◆ **Exercise prompt**
Every entry here needs to be repeated exactly.
-------- Material shown --------
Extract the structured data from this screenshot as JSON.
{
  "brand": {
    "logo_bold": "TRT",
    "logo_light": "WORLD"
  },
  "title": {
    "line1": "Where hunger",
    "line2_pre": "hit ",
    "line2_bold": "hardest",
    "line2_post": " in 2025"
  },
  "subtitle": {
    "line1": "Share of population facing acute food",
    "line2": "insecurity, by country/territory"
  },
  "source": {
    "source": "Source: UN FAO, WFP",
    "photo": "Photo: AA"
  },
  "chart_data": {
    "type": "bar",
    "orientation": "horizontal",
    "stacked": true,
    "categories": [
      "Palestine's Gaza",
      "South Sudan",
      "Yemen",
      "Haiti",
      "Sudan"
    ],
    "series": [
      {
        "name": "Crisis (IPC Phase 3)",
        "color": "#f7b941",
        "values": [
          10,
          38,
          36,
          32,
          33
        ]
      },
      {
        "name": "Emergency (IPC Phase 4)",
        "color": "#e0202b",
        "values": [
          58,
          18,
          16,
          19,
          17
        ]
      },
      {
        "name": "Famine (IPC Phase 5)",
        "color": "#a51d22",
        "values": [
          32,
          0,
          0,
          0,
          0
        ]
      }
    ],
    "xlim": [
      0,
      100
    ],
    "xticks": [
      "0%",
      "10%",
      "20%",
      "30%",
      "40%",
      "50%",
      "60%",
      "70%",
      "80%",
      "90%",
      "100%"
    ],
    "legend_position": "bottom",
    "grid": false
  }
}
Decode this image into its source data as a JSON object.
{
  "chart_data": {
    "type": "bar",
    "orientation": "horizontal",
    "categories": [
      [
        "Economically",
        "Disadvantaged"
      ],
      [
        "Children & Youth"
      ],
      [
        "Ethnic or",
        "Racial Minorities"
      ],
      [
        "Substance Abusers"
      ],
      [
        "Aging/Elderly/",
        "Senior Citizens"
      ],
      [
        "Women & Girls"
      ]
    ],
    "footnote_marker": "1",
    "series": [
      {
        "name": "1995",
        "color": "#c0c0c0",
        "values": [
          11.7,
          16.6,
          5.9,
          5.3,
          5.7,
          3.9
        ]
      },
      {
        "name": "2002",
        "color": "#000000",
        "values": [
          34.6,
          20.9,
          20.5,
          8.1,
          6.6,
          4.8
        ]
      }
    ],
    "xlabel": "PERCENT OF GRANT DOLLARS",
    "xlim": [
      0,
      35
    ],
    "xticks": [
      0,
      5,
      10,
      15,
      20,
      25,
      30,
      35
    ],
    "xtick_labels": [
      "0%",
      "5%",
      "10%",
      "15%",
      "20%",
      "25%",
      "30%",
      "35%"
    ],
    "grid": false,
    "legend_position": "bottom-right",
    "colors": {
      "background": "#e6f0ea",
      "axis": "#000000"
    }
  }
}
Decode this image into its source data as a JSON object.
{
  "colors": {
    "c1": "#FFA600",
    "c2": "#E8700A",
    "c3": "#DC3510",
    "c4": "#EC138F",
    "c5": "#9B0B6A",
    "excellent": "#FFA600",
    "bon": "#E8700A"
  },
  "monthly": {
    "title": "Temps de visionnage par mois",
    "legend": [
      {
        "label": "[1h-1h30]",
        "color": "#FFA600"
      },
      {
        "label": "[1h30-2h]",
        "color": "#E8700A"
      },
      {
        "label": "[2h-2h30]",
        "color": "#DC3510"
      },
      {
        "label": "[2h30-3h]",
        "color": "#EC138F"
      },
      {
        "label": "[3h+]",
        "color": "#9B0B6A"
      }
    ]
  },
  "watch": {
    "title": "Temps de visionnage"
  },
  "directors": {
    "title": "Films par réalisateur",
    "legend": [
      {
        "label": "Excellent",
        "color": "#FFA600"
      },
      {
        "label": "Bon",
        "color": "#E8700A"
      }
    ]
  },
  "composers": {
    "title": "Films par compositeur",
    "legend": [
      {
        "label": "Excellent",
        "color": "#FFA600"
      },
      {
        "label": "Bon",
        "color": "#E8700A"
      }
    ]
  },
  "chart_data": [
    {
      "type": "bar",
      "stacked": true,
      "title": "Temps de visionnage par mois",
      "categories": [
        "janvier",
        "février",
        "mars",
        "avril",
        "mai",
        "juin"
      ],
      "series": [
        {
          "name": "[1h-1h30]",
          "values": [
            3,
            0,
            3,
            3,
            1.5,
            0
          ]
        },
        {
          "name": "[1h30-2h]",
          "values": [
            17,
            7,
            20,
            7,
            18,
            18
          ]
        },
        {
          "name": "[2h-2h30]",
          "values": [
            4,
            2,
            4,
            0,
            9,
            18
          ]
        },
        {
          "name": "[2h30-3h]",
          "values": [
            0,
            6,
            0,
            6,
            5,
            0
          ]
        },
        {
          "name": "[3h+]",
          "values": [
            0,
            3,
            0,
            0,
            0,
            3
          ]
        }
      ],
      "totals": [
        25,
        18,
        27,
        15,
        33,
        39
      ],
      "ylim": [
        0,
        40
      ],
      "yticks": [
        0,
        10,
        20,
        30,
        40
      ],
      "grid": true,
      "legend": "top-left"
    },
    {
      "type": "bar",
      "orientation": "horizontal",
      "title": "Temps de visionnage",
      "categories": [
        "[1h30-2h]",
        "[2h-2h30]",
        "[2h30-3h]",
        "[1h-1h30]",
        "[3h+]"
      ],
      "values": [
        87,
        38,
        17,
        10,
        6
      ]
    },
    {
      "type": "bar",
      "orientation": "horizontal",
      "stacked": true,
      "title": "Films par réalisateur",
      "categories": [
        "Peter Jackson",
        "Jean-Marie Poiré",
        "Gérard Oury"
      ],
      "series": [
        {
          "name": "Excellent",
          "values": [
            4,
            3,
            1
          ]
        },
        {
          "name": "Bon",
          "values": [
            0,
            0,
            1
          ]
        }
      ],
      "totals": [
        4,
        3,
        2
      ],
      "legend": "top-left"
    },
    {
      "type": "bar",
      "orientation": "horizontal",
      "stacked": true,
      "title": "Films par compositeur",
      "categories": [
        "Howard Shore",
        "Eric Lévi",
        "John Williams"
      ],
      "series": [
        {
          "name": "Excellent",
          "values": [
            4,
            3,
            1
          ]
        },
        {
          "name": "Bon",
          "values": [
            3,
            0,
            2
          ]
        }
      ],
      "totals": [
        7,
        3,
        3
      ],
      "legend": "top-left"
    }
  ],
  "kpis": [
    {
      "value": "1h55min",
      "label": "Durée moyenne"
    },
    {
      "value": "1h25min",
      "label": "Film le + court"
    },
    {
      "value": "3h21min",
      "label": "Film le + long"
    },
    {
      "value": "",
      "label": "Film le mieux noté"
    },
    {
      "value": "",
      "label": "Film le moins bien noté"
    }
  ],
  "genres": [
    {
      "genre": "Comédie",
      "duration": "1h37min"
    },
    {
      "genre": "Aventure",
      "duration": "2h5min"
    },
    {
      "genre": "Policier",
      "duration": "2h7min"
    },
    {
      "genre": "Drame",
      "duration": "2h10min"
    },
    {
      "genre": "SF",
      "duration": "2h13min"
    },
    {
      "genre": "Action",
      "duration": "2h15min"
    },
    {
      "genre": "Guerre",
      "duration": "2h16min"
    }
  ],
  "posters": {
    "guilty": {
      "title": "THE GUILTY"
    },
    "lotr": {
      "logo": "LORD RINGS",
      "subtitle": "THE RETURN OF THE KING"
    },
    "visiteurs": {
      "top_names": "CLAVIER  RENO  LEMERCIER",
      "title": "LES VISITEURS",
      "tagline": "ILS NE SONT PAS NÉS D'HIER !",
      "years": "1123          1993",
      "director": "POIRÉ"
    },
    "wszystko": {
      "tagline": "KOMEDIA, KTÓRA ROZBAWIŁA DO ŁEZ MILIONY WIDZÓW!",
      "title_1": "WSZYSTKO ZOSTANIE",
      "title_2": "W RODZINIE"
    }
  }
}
--------
◆ **Result**
Extract the structured data from this screenshot as JSON.
{
  "brand": {
    "logo_bold": "TRT",
    "logo_light": "WORLD"
  },
  "title": {
    "line1": "Where hunger",
    "line2_pre": "hit ",
    "line2_bold": "hardest",
    "line2_post": " in 2025"
  },
  "subtitle": {
    "line1": "Share of population facing acute food",
    "line2": "insecurity, by country/territory"
  },
  "source": {
    "source": "Source: UN FAO, WFP",
    "photo": "Photo: AA"
  },
  "chart_data": {
    "type": "bar",
    "orientation": "horizontal",
    "stacked": true,
    "categories": [
      "Palestine's Gaza",
      "South Sudan",
      "Yemen",
      "Haiti",
      "Sudan"
    ],
    "series": [
      {
        "name": "Crisis (IPC Phase 3)",
        "color": "#f7b941",
        "values": [
          10,
          38,
          36,
          32,
          33
        ]
      },
      {
        "name": "Emergency (IPC Phase 4)",
        "color": "#e0202b",
        "values": [
          58,
          18,
          16,
          19,
          17
        ]
      },
      {
        "name": "Famine (IPC Phase 5)",
        "color": "#a51d22",
        "values": [
          32,
          0,
          0,
          0,
          0
        ]
      }
    ],
    "xlim": [
      0,
      100
    ],
    "xticks": [
      "0%",
      "10%",
      "20%",
      "30%",
      "40%",
      "50%",
      "60%",
      "70%",
      "80%",
      "90%",
      "100%"
    ],
    "legend_position": "bottom",
    "grid": false
  }
}
Decode this image into its source data as a JSON object.
{
  "chart_data": {
    "type": "bar",
    "orientation": "horizontal",
    "categories": [
      [
        "Economically",
        "Disadvantaged"
      ],
      [
        "Children & Youth"
      ],
      [
        "Ethnic or",
        "Racial Minorities"
      ],
      [
        "Substance Abusers"
      ],
      [
        "Aging/Elderly/",
        "Senior Citizens"
      ],
      [
        "Women & Girls"
      ]
    ],
    "footnote_marker": "1",
    "series": [
      {
        "name": "1995",
        "color": "#c0c0c0",
        "values": [
          11.7,
          16.6,
          5.9,
          5.3,
          5.7,
          3.9
        ]
      },
      {
        "name": "2002",
        "color": "#000000",
        "values": [
          34.6,
          20.9,
          20.5,
          8.1,
          6.6,
          4.8
        ]
      }
    ],
    "xlabel": "PERCENT OF GRANT DOLLARS",
    "xlim": [
      0,
      35
    ],
    "xticks": [
      0,
      5,
      10,
      15,
      20,
      25,
      30,
      35
    ],
    "xtick_labels": [
      "0%",
      "5%",
      "10%",
      "15%",
      "20%",
      "25%",
      "30%",
      "35%"
    ],
    "grid": false,
    "legend_position": "bottom-right",
    "colors": {
      "background": "#e6f0ea",
      "axis": "#000000"
    }
  }
}
Decode this image into its source data as a JSON object.
{
  "colors": {
    "c1": "#FFA600",
    "c2": "#E8700A",
    "c3": "#DC3510",
    "c4": "#EC138F",
    "c5": "#9B0B6A",
    "excellent": "#FFA600",
    "bon": "#E8700A"
  },
  "monthly": {
    "title": "Temps de visionnage par mois",
    "legend": [
      {
        "label": "[1h-1h30]",
        "color": "#FFA600"
      },
      {
        "label": "[1h30-2h]",
        "color": "#E8700A"
      },
      {
        "label": "[2h-2h30]",
        "color": "#DC3510"
      },
      {
        "label": "[2h30-3h]",
        "color": "#EC138F"
      },
      {
        "label": "[3h+]",
        "color": "#9B0B6A"
      }
    ]
  },
  "watch": {
    "title": "Temps de visionnage"
  },
  "directors": {
    "title": "Films par réalisateur",
    "legend": [
      {
        "label": "Excellent",
        "color": "#FFA600"
      },
      {
        "label": "Bon",
        "color": "#E8700A"
      }
    ]
  },
  "composers": {
    "title": "Films par compositeur",
    "legend": [
      {
        "label": "Excellent",
        "color": "#FFA600"
      },
      {
        "label": "Bon",
        "color": "#E8700A"
      }
    ]
  },
  "chart_data": [
    {
      "type": "bar",
      "stacked": true,
      "title": "Temps de visionnage par mois",
      "categories": [
        "janvier",
        "février",
        "mars",
        "avril",
        "mai",
        "juin"
      ],
      "series": [
        {
          "name": "[1h-1h30]",
          "values": [
            3,
            0,
            3,
            3,
            1.5,
            0
          ]
        },
        {
          "name": "[1h30-2h]",
          "values": [
            17,
            7,
            20,
            7,
            18,
            18
          ]
        },
        {
          "name": "[2h-2h30]",
          "values": [
            4,
            2,
            4,
            0,
            9,
            18
          ]
        },
        {
          "name": "[2h30-3h]",
          "values": [
            0,
            6,
            0,
            6,
            5,
            0
          ]
        },
        {
          "name": "[3h+]",
          "values": [
            0,
            3,
            0,
            0,
            0,
            3
          ]
        }
      ],
      "totals": [
        25,
        18,
        27,
        15,
        33,
        39
      ],
      "ylim": [
        0,
        40
      ],
      "yticks": [
        0,
        10,
        20,
        30,
        40
      ],
      "grid": true,
      "legend": "top-left"
    },
    {
      "type": "bar",
      "orientation": "horizontal",
      "title": "Temps de visionnage",
      "categories": [
        "[1h30-2h]",
        "[2h-2h30]",
        "[2h30-3h]",
        "[1h-1h30]",
        "[3h+]"
      ],
      "values": [
        87,
        38,
        17,
        10,
        6
      ]
    },
    {
      "type": "bar",
      "orientation": "horizontal",
      "stacked": true,
      "title": "Films par réalisateur",
      "categories": [
        "Peter Jackson",
        "Jean-Marie Poiré",
        "Gérard Oury"
      ],
      "series": [
        {
          "name": "Excellent",
          "values": [
            4,
            3,
            1
          ]
        },
        {
          "name": "Bon",
          "values": [
            0,
            0,
            1
          ]
        }
      ],
      "totals": [
        4,
        3,
        2
      ],
      "legend": "top-left"
    },
    {
      "type": "bar",
      "orientation": "horizontal",
      "stacked": true,
      "title": "Films par compositeur",
      "categories": [
        "Howard Shore",
        "Eric Lévi",
        "John Williams"
      ],
      "series": [
        {
          "name": "Excellent",
          "values": [
            4,
            3,
            1
          ]
        },
        {
          "name": "Bon",
          "values": [
            3,
            0,
            2
          ]
        }
      ],
      "totals": [
        7,
        3,
        3
      ],
      "legend": "top-left"
    }
  ],
  "kpis": [
    {
      "value": "1h55min",
      "label": "Durée moyenne"
    },
    {
      "value": "1h25min",
      "label": "Film le + court"
    },
    {
      "value": "3h21min",
      "label": "Film le + long"
    },
    {
      "value": "",
      "label": "Film le mieux noté"
    },
    {
      "value": "",
      "label": "Film le moins bien noté"
    }
  ],
  "genres": [
    {
      "genre": "Comédie",
      "duration": "1h37min"
    },
    {
      "genre": "Aventure",
      "duration": "2h5min"
    },
    {
      "genre": "Policier",
      "duration": "2h7min"
    },
    {
      "genre": "Drame",
      "duration": "2h10min"
    },
    {
      "genre": "SF",
      "duration": "2h13min"
    },
    {
      "genre": "Action",
      "duration": "2h15min"
    },
    {
      "genre": "Guerre",
      "duration": "2h16min"
    }
  ],
  "posters": {
    "guilty": {
      "title": "THE GUILTY"
    },
    "lotr": {
      "logo": "LORD RINGS",
      "subtitle": "THE RETURN OF THE KING"
    },
    "visiteurs": {
      "top_names": "CLAVIER  RENO  LEMERCIER",
      "title": "LES VISITEURS",
      "tagline": "ILS NE SONT PAS NÉS D'HIER !",
      "years": "1123          1993",
      "director": "POIRÉ"
    },
    "wszystko": {
      "tagline": "KOMEDIA, KTÓRA ROZBAWIŁA DO ŁEZ MILIONY WIDZÓW!",
      "title_1": "WSZYSTKO ZOSTANIE",
      "title_2": "W RODZINIE"
    }
  }
}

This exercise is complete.